> [Your goal]
Which lines below hold the word "title"? Report each one.

> [Excerpted data]
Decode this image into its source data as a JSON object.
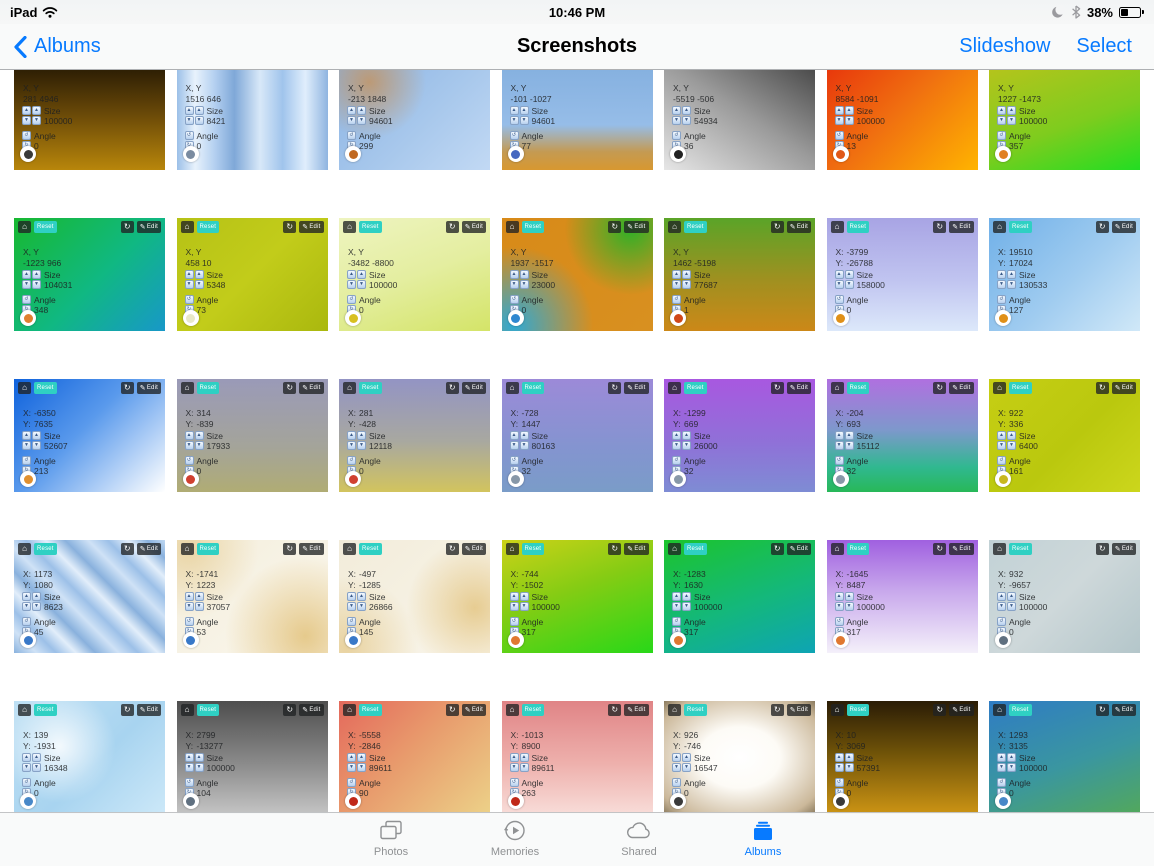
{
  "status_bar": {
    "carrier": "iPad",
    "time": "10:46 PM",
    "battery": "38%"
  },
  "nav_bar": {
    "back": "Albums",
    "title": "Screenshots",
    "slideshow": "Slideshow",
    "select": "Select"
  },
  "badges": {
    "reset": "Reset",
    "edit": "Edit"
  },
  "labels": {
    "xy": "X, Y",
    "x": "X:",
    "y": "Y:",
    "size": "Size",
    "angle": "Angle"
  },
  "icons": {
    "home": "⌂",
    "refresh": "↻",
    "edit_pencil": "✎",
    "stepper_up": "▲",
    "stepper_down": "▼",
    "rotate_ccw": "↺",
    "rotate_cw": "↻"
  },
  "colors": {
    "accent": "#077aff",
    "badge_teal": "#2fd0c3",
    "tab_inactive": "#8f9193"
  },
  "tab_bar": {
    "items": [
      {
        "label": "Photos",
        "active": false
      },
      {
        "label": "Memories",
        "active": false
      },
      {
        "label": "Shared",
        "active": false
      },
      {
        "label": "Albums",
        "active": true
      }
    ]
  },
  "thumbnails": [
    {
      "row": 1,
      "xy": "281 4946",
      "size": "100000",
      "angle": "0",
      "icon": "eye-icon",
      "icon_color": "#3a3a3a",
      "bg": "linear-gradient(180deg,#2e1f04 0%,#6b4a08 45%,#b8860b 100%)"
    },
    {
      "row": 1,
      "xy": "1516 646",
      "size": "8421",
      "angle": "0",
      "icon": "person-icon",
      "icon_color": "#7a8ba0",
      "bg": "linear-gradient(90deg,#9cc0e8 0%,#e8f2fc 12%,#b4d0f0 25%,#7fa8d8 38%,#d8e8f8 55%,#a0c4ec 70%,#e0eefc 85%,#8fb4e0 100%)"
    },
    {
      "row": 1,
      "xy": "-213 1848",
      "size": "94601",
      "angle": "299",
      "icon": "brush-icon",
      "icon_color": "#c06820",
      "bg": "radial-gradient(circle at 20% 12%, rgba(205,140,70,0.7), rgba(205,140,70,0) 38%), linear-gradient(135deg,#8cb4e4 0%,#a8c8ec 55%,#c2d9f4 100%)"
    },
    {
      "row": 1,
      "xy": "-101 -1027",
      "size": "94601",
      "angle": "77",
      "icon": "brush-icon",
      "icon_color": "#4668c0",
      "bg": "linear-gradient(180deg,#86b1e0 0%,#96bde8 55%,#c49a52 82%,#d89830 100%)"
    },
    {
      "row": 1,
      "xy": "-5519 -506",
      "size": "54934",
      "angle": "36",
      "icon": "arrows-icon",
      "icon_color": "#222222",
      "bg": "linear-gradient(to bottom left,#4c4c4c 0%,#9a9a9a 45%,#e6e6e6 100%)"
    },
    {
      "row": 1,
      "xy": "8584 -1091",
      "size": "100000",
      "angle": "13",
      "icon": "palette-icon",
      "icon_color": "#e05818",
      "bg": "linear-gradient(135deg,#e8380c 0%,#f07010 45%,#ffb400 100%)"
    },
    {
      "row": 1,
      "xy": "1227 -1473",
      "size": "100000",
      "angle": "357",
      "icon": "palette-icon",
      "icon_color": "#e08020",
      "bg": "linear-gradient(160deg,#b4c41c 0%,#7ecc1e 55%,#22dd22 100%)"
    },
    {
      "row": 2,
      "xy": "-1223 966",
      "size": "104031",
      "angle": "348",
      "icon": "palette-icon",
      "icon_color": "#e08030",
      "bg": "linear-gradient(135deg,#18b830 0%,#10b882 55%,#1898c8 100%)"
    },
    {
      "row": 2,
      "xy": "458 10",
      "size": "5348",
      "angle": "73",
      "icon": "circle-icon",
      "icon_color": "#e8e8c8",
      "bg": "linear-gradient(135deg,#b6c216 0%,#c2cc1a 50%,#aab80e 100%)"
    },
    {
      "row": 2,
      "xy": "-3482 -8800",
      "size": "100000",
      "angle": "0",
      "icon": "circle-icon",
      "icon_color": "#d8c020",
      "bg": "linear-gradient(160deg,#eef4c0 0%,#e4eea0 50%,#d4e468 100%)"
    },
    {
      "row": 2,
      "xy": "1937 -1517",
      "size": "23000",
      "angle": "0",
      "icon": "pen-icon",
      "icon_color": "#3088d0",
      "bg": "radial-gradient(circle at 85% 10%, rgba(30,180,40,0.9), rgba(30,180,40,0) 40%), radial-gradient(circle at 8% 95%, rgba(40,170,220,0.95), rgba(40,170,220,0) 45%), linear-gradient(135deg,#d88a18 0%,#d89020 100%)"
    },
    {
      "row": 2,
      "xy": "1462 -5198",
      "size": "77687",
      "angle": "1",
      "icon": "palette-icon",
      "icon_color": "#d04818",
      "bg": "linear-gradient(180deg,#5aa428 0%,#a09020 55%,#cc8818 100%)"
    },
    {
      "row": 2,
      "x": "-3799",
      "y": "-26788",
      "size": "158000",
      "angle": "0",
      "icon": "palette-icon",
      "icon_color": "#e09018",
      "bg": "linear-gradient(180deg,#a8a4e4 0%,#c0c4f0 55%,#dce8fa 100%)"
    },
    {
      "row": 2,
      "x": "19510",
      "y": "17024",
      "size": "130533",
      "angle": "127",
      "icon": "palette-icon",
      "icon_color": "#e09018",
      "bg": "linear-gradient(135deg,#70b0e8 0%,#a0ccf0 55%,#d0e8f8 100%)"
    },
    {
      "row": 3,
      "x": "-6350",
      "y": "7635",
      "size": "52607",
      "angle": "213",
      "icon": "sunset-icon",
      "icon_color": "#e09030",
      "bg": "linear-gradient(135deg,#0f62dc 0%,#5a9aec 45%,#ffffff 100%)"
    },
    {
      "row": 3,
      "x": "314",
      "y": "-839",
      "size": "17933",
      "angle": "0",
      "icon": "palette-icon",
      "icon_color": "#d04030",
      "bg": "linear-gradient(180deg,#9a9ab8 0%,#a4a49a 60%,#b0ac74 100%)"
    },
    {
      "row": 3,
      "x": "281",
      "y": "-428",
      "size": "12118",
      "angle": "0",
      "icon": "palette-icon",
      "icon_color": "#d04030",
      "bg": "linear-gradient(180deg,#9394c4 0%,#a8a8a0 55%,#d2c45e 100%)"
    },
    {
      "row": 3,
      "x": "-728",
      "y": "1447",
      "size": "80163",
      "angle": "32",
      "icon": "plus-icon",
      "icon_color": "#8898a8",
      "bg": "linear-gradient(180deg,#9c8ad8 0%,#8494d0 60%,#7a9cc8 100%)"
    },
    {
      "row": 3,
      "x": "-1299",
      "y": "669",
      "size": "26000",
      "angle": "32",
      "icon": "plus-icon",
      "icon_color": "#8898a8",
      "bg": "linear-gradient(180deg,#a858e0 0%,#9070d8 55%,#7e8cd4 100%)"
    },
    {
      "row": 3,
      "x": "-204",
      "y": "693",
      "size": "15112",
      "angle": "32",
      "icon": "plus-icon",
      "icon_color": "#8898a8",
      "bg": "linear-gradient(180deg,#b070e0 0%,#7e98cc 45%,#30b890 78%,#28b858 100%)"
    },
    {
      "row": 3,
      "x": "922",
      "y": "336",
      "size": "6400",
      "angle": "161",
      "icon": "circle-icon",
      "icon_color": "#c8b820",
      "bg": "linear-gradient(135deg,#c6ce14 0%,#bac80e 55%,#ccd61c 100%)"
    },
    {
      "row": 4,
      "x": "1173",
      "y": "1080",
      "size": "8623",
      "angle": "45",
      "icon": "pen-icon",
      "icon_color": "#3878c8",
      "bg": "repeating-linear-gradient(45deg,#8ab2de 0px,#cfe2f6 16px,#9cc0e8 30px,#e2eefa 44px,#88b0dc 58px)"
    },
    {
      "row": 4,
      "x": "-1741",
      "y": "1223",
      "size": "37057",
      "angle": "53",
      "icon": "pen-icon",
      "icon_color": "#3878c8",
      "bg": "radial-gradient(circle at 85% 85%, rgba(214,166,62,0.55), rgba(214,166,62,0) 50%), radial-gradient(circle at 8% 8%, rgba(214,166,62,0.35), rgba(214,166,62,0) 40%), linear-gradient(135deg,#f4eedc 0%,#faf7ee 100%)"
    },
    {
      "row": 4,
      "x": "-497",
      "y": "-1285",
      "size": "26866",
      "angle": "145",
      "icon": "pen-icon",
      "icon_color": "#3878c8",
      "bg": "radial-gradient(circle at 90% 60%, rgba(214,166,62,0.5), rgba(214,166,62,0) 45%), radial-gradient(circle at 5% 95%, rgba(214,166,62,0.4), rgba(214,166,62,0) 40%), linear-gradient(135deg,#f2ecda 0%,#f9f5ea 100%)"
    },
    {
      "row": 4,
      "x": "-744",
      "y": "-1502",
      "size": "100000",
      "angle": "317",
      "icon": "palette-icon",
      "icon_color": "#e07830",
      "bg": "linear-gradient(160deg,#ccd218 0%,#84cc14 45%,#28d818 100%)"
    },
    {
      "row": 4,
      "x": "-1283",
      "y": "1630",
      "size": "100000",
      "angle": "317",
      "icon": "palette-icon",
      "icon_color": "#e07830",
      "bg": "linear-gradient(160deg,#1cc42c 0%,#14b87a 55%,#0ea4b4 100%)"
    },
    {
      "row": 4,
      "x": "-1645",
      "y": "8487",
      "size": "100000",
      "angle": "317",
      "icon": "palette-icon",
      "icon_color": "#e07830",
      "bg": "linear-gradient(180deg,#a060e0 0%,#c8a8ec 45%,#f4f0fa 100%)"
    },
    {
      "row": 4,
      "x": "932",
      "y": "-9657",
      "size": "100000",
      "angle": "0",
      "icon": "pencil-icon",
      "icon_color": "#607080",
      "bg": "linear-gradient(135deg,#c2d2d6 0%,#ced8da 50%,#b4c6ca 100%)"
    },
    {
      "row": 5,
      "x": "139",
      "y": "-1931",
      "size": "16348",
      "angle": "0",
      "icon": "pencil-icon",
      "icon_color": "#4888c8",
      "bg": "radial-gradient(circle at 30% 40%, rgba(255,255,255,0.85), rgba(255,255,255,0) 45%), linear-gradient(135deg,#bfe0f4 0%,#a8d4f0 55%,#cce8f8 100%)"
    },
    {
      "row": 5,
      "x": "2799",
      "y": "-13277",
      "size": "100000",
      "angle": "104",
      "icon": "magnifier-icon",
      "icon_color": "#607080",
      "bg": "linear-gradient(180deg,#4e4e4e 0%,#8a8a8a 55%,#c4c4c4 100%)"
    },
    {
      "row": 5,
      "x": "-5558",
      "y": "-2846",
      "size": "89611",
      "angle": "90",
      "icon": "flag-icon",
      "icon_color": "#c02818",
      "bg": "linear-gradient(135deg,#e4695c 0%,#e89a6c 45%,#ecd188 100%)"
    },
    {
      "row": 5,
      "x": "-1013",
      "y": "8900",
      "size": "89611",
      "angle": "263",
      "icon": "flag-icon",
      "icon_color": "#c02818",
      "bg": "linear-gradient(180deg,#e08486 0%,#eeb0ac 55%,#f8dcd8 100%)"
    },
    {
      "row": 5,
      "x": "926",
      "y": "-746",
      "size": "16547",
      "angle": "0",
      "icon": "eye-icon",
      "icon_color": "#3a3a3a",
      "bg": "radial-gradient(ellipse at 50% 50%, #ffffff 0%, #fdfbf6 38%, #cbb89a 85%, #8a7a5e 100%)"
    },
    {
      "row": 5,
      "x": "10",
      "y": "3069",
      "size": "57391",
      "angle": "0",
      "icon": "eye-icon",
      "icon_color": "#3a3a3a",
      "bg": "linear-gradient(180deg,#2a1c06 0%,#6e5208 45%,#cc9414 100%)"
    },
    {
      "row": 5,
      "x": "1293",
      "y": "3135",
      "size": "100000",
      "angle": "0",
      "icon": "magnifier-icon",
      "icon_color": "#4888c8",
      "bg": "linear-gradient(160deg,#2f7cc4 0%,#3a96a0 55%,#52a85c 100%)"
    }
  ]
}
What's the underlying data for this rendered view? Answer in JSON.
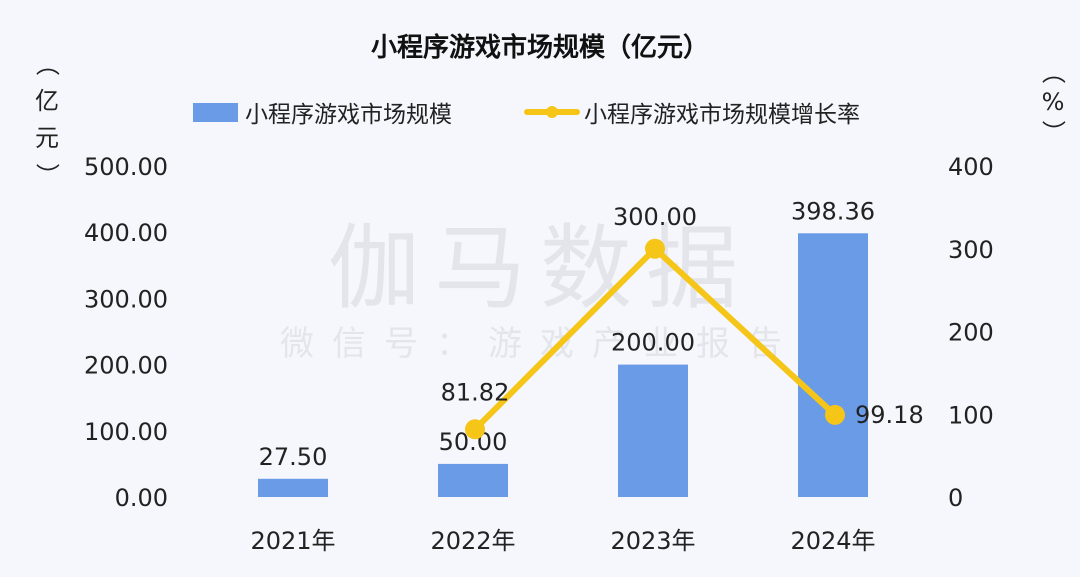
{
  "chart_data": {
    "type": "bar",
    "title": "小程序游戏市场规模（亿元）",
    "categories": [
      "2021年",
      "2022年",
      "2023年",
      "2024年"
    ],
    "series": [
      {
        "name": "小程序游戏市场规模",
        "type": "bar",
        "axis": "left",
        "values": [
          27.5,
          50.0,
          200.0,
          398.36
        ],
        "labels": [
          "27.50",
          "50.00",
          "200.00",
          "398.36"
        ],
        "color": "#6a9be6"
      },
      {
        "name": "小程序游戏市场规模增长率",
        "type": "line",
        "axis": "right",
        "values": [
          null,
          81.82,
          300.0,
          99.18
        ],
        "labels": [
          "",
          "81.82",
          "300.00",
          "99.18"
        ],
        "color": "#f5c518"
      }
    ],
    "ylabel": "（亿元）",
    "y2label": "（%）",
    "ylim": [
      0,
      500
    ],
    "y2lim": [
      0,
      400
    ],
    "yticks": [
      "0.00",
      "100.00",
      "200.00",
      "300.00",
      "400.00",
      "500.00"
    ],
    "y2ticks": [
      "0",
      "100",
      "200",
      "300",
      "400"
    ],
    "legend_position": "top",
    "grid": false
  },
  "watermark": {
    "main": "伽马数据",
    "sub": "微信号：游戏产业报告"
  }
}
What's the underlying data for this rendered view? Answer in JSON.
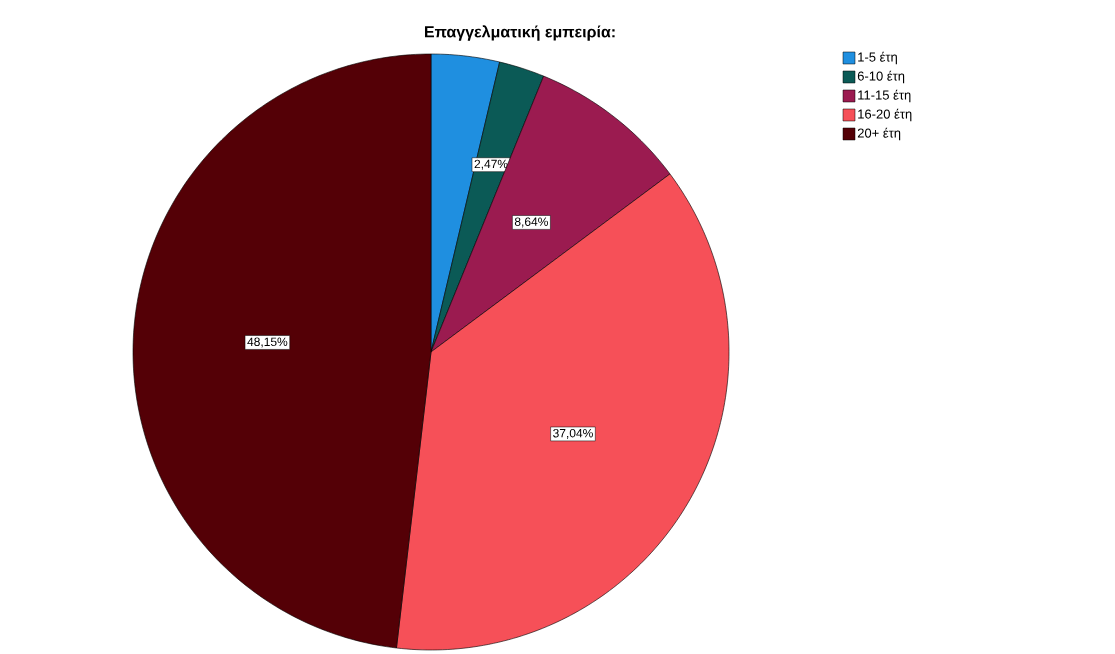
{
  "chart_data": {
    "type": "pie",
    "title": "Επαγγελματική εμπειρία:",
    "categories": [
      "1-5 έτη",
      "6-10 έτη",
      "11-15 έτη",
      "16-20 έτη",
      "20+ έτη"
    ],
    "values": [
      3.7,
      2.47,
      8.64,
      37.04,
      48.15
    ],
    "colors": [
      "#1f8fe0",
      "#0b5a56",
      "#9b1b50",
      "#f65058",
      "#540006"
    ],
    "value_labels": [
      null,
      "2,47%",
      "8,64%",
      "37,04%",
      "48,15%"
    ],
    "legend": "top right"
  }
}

> [Response to the exercise]
    "title": "Screenshots",
    "title": "小程序游戏市场规模（亿元）",
    "title": "Επαγγελματική εμπειρία:",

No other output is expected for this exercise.